* _Brief_
Review the listing and copy each line that holds the word "天工开物".
::: Data shown
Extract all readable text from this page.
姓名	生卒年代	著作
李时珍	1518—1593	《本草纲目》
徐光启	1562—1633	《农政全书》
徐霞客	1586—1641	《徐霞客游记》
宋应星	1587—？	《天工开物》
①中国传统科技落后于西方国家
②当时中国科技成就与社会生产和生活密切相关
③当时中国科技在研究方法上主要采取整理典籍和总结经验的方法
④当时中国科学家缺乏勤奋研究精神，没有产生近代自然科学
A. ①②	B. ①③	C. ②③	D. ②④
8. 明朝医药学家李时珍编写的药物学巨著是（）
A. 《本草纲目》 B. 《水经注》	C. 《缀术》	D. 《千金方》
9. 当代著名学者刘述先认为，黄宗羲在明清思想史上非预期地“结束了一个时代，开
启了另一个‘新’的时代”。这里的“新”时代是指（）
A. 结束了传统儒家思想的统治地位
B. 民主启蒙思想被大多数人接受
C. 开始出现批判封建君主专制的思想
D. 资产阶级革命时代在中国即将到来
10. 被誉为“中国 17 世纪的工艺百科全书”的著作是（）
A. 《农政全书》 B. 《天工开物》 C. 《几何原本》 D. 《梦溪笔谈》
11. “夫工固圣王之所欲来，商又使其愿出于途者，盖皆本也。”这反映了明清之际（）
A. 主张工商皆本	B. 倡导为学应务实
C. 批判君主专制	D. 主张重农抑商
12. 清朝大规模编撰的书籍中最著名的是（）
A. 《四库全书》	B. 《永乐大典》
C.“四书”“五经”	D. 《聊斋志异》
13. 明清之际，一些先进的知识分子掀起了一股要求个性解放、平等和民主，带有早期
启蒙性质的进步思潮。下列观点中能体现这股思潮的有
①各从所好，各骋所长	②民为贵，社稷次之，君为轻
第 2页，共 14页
::::::
* _Complete response_
宋应星	1587—？	《天工开物》
A. 《农政全书》 B. 《天工开物》 C. 《几何原本》 D. 《梦溪笔谈》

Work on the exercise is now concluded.